### Aim
Extract each line bearing the word "side".

### Stored entries
— Begin —

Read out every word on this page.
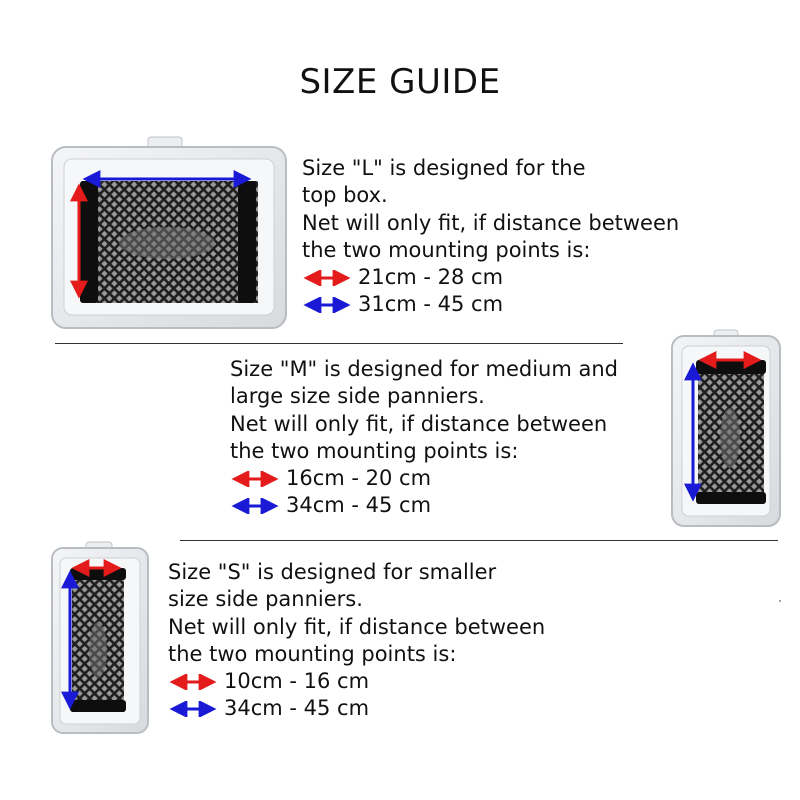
SIZE GUIDE
Size "L" is designed for the
top box.
Net will only fit, if distance between
the two mounting points is:
21cm - 28 cm
31cm - 45 cm
Size "M" is designed for medium and
large size side panniers.
Net will only fit, if distance between
the two mounting points is:
16cm - 20 cm
34cm - 45 cm
Size "S" is designed for smaller
size side panniers.
Net will only fit, if distance between
the two mounting points is:
10cm - 16 cm
34cm - 45 cm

— End —

### Correct result
large size side panniers.
size side panniers.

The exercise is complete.